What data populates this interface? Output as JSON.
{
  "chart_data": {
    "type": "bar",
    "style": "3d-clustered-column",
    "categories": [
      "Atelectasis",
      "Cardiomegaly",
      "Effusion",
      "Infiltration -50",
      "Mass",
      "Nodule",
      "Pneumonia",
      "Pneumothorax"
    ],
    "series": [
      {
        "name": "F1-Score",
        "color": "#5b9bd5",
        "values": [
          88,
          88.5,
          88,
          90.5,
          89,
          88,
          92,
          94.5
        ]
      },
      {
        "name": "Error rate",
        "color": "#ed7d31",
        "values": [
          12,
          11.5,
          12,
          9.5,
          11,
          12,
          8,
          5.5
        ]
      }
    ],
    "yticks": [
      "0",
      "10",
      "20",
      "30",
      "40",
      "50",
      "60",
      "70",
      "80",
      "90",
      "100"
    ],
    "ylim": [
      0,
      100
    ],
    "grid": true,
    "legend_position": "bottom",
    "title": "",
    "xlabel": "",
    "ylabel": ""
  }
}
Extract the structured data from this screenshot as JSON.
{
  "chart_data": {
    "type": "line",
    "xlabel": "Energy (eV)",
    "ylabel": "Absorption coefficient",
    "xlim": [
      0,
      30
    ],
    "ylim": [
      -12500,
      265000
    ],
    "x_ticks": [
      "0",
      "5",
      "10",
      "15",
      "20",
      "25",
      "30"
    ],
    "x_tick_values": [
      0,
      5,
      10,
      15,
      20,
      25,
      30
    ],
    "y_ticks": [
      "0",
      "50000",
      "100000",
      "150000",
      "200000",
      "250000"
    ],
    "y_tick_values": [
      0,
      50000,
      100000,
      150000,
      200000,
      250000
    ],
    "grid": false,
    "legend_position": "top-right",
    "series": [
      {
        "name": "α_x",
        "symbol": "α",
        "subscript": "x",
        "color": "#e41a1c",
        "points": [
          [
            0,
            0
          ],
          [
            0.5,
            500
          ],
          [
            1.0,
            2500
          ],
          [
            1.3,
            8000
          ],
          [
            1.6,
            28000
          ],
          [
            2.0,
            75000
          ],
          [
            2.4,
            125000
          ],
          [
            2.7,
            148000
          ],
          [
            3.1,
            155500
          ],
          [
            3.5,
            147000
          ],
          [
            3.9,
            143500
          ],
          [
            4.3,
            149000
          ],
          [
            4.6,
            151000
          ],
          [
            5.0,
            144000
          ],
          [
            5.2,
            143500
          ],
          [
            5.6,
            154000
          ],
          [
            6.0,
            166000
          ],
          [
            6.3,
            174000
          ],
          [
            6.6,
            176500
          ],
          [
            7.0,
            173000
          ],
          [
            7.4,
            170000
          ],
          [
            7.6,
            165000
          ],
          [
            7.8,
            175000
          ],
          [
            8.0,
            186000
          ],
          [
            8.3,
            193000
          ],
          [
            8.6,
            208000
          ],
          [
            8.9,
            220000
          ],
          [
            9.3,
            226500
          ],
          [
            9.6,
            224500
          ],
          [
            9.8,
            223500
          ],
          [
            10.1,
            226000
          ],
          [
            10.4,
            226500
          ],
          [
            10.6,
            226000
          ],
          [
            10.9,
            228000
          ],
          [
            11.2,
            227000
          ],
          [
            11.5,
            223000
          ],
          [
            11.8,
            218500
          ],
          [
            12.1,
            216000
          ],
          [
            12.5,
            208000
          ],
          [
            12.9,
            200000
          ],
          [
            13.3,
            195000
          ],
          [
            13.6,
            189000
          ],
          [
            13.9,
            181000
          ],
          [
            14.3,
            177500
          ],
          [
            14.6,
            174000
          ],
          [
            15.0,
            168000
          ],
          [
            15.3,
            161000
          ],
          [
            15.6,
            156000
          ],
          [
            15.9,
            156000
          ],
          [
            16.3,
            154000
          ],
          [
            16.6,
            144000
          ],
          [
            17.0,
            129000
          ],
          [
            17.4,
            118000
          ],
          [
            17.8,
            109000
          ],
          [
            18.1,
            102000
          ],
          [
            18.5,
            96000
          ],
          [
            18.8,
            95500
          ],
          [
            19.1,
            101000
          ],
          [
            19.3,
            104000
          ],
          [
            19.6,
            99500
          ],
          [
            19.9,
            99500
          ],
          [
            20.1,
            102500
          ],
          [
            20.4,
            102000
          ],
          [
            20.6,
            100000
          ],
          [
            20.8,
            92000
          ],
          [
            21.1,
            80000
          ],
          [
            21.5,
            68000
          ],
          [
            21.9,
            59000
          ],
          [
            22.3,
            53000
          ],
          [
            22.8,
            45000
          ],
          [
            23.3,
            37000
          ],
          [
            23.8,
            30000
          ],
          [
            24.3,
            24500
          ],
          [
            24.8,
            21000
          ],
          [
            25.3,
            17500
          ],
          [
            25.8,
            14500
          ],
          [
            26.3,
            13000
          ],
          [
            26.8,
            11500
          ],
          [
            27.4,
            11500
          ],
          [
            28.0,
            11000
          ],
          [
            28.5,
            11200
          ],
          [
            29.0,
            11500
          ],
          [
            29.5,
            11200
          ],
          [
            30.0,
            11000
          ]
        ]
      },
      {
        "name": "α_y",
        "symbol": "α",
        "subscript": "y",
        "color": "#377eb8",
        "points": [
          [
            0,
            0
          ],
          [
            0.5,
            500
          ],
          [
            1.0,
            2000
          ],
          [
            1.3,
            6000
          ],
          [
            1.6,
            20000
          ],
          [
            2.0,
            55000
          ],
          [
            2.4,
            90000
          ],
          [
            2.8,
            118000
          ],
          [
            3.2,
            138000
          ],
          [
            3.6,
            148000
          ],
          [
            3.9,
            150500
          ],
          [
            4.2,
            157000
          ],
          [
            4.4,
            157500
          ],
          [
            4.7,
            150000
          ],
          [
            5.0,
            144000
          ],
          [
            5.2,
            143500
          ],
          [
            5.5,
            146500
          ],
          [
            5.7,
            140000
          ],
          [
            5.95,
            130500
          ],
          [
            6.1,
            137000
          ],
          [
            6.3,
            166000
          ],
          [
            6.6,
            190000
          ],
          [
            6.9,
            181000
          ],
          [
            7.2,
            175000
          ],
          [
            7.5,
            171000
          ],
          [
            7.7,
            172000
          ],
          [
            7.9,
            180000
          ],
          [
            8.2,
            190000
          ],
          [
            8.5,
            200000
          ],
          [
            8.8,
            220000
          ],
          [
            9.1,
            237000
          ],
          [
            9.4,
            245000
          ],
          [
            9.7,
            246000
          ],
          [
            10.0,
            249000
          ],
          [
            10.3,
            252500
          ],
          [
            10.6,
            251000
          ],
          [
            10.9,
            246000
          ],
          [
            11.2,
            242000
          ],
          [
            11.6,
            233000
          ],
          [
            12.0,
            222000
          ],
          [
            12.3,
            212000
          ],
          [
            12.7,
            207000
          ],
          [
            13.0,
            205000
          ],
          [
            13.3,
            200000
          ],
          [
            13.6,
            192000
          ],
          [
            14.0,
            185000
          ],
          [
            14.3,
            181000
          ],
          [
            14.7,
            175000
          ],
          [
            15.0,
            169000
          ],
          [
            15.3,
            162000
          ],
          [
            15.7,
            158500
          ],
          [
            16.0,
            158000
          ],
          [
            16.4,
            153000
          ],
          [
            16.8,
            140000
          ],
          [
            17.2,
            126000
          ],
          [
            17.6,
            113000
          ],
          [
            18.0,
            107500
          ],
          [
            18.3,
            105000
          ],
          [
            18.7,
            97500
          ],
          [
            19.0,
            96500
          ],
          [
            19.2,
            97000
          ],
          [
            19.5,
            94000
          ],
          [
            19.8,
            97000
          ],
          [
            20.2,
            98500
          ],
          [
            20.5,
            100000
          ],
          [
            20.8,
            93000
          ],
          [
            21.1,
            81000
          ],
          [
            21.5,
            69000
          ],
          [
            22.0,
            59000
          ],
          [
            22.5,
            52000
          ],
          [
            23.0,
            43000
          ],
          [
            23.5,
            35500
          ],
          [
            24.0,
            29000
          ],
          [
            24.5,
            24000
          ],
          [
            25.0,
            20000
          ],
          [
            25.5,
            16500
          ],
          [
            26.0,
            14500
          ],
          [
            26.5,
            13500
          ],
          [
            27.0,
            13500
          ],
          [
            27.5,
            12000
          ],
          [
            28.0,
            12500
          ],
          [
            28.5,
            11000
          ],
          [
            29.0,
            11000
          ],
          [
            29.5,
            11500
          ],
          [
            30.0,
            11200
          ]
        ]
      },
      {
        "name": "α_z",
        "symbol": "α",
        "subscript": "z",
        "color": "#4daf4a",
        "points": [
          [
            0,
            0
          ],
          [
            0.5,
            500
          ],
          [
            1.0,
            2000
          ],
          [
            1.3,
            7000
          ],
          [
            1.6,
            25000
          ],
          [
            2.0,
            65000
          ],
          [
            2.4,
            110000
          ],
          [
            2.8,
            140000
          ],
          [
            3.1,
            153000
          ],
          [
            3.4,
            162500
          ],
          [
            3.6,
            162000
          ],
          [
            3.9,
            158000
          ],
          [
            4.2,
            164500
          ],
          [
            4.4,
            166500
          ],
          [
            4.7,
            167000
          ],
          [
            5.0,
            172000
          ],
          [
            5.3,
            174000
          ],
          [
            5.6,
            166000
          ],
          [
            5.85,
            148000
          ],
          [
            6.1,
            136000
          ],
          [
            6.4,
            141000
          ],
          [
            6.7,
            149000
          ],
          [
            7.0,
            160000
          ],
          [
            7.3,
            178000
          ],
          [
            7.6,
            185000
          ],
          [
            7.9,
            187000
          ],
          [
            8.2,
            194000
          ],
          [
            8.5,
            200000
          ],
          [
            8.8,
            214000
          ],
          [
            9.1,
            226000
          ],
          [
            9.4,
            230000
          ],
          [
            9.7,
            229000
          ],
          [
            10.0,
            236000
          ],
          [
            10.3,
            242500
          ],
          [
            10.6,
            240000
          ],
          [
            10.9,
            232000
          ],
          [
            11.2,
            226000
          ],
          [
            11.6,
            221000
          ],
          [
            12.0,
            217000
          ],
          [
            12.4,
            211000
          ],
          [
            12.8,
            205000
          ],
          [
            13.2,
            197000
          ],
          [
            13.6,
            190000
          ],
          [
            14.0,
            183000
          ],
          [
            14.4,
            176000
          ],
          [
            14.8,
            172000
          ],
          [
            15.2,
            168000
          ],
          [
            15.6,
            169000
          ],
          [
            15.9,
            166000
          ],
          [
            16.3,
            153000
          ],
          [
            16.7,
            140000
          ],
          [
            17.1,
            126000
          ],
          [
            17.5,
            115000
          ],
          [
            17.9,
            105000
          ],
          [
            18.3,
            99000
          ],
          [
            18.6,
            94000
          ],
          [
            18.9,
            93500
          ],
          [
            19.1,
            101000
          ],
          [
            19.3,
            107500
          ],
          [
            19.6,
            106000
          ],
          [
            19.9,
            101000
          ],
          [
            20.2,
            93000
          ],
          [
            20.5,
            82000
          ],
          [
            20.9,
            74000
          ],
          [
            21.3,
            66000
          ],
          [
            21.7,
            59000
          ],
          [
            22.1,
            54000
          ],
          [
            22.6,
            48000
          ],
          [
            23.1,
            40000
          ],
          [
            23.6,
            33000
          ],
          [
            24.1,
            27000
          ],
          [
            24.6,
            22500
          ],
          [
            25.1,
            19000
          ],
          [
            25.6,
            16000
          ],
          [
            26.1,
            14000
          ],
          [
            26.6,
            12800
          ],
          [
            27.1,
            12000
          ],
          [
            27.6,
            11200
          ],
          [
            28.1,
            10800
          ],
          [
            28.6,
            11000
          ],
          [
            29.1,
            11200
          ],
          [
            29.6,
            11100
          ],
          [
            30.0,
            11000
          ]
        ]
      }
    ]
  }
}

=======

* Task instructions
Locate the word "color" in the data above. Copy every line carrying it.

* Correct response
        "color": "#5b9bd5",
        "color": "#ed7d31",
        "color": "#e41a1c",
        "color": "#377eb8",
        "color": "#4daf4a",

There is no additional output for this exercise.